--- Given records ---

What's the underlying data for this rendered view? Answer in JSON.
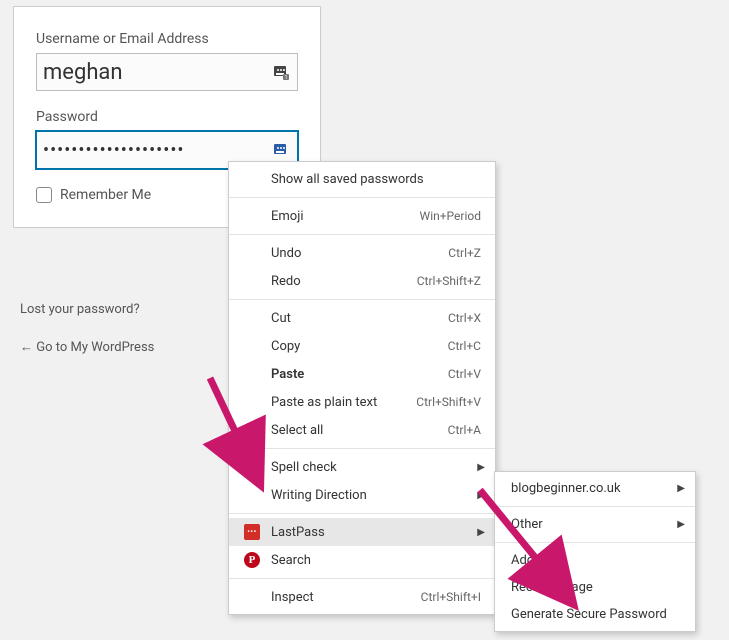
{
  "login": {
    "username_label": "Username or Email Address",
    "username_value": "meghan",
    "password_label": "Password",
    "password_value": "••••••••••••••••••••",
    "remember_label": "Remember Me"
  },
  "links": {
    "lost_password": "Lost your password?",
    "go_back": "← Go to My WordPress"
  },
  "context_menu": {
    "show_all": "Show all saved passwords",
    "emoji": "Emoji",
    "emoji_sc": "Win+Period",
    "undo": "Undo",
    "undo_sc": "Ctrl+Z",
    "redo": "Redo",
    "redo_sc": "Ctrl+Shift+Z",
    "cut": "Cut",
    "cut_sc": "Ctrl+X",
    "copy": "Copy",
    "copy_sc": "Ctrl+C",
    "paste": "Paste",
    "paste_sc": "Ctrl+V",
    "paste_plain": "Paste as plain text",
    "paste_plain_sc": "Ctrl+Shift+V",
    "select_all": "Select all",
    "select_all_sc": "Ctrl+A",
    "spell_check": "Spell check",
    "writing_direction": "Writing Direction",
    "lastpass": "LastPass",
    "search": "Search",
    "inspect": "Inspect",
    "inspect_sc": "Ctrl+Shift+I"
  },
  "submenu": {
    "site": "blogbeginner.co.uk",
    "other": "Other",
    "add_item": "Add Item",
    "recheck": "Recheck Page",
    "generate": "Generate Secure Password"
  }
}
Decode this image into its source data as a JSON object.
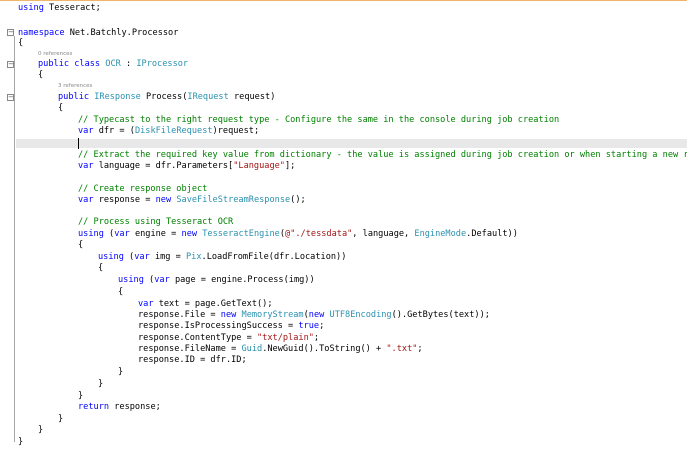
{
  "editor": {
    "line_using": [
      "using",
      " Tesseract;"
    ],
    "ns_keyword": "namespace",
    "ns_name": " Net.Batchly.Processor",
    "brace_open": "{",
    "brace_close": "}",
    "refs_class": "0 references",
    "class_line": [
      "public",
      " ",
      "class",
      " ",
      "OCR",
      " : ",
      "IProcessor"
    ],
    "refs_method": "3 references",
    "method_line": [
      "public",
      " ",
      "IResponse",
      " Process(",
      "IRequest",
      " request)"
    ],
    "comment_typecast": "// Typecast to the right request type - Configure the same in the console during job creation",
    "dfr_line": [
      "var",
      " dfr = (",
      "DiskFileRequest",
      ")request;"
    ],
    "comment_extract": "// Extract the required key value from dictionary - the value is assigned during job creation or when starting a new run",
    "language_line": [
      "var",
      " language = dfr.Parameters[",
      "\"Language\"",
      "];"
    ],
    "comment_response": "// Create response object",
    "response_line": [
      "var",
      " response = ",
      "new",
      " ",
      "SaveFileStreamResponse",
      "();"
    ],
    "comment_process": "// Process using Tesseract OCR",
    "engine_line": [
      "using",
      " (",
      "var",
      " engine = ",
      "new",
      " ",
      "TesseractEngine",
      "(",
      "@\"./tessdata\"",
      ", language, ",
      "EngineMode",
      ".Default))"
    ],
    "img_line": [
      "using",
      " (",
      "var",
      " img = ",
      "Pix",
      ".LoadFromFile(dfr.Location))"
    ],
    "page_line": [
      "using",
      " (",
      "var",
      " page = engine.Process(img))"
    ],
    "text_line": [
      "var",
      " text = page.GetText();"
    ],
    "file_line": [
      "response.File = ",
      "new",
      " ",
      "MemoryStream",
      "(",
      "new",
      " ",
      "UTF8Encoding",
      "().GetBytes(text));"
    ],
    "success_line": [
      "response.IsProcessingSuccess = ",
      "true",
      ";"
    ],
    "ctype_line": [
      "response.ContentType = ",
      "\"txt/plain\"",
      ";"
    ],
    "fname_line": [
      "response.FileName = ",
      "Guid",
      ".NewGuid().ToString() + ",
      "\".txt\"",
      ";"
    ],
    "id_line": "response.ID = dfr.ID;",
    "return_line": [
      "return",
      " response;"
    ],
    "fold_minus": "−"
  },
  "colors": {
    "keyword": "#0000ff",
    "type": "#2b91af",
    "string": "#a31515",
    "comment": "#008000",
    "current_line": "#e8e8e8"
  }
}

---

• Task to carry out
Quote every line word for word and keep the images out of the copy.

• Output
What's the underlying data for this rendered view? Answer in JSON.
{
  "login": {
    "username_label": "Username or Email Address",
    "username_value": "meghan",
    "password_label": "Password",
    "password_value": "••••••••••••••••••••",
    "remember_label": "Remember Me"
  },
  "links": {
    "lost_password": "Lost your password?",
    "go_back": "← Go to My WordPress"
  },
  "context_menu": {
    "show_all": "Show all saved passwords",
    "emoji": "Emoji",
    "emoji_sc": "Win+Period",
    "undo": "Undo",
    "undo_sc": "Ctrl+Z",
    "redo": "Redo",
    "redo_sc": "Ctrl+Shift+Z",
    "cut": "Cut",
    "cut_sc": "Ctrl+X",
    "copy": "Copy",
    "copy_sc": "Ctrl+C",
    "paste": "Paste",
    "paste_sc": "Ctrl+V",
    "paste_plain": "Paste as plain text",
    "paste_plain_sc": "Ctrl+Shift+V",
    "select_all": "Select all",
    "select_all_sc": "Ctrl+A",
    "spell_check": "Spell check",
    "writing_direction": "Writing Direction",
    "lastpass": "LastPass",
    "search": "Search",
    "inspect": "Inspect",
    "inspect_sc": "Ctrl+Shift+I"
  },
  "submenu": {
    "site": "blogbeginner.co.uk",
    "other": "Other",
    "add_item": "Add Item",
    "recheck": "Recheck Page",
    "generate": "Generate Secure Password"
  }
}
Decode this image into its source data as a JSON object.
{
  "editor": {
    "line_using": [
      "using",
      " Tesseract;"
    ],
    "ns_keyword": "namespace",
    "ns_name": " Net.Batchly.Processor",
    "brace_open": "{",
    "brace_close": "}",
    "refs_class": "0 references",
    "class_line": [
      "public",
      " ",
      "class",
      " ",
      "OCR",
      " : ",
      "IProcessor"
    ],
    "refs_method": "3 references",
    "method_line": [
      "public",
      " ",
      "IResponse",
      " Process(",
      "IRequest",
      " request)"
    ],
    "comment_typecast": "// Typecast to the right request type - Configure the same in the console during job creation",
    "dfr_line": [
      "var",
      " dfr = (",
      "DiskFileRequest",
      ")request;"
    ],
    "comment_extract": "// Extract the required key value from dictionary - the value is assigned during job creation or when starting a new run",
    "language_line": [
      "var",
      " language = dfr.Parameters[",
      "\"Language\"",
      "];"
    ],
    "comment_response": "// Create response object",
    "response_line": [
      "var",
      " response = ",
      "new",
      " ",
      "SaveFileStreamResponse",
      "();"
    ],
    "comment_process": "// Process using Tesseract OCR",
    "engine_line": [
      "using",
      " (",
      "var",
      " engine = ",
      "new",
      " ",
      "TesseractEngine",
      "(",
      "@\"./tessdata\"",
      ", language, ",
      "EngineMode",
      ".Default))"
    ],
    "img_line": [
      "using",
      " (",
      "var",
      " img = ",
      "Pix",
      ".LoadFromFile(dfr.Location))"
    ],
    "page_line": [
      "using",
      " (",
      "var",
      " page = engine.Process(img))"
    ],
    "text_line": [
      "var",
      " text = page.GetText();"
    ],
    "file_line": [
      "response.File = ",
      "new",
      " ",
      "MemoryStream",
      "(",
      "new",
      " ",
      "UTF8Encoding",
      "().GetBytes(text));"
    ],
    "success_line": [
      "response.IsProcessingSuccess = ",
      "true",
      ";"
    ],
    "ctype_line": [
      "response.ContentType = ",
      "\"txt/plain\"",
      ";"
    ],
    "fname_line": [
      "response.FileName = ",
      "Guid",
      ".NewGuid().ToString() + ",
      "\".txt\"",
      ";"
    ],
    "id_line": "response.ID = dfr.ID;",
    "return_line": [
      "return",
      " response;"
    ],
    "fold_minus": "−"
  },
  "colors": {
    "keyword": "#0000ff",
    "type": "#2b91af",
    "string": "#a31515",
    "comment": "#008000",
    "current_line": "#e8e8e8"
  }
}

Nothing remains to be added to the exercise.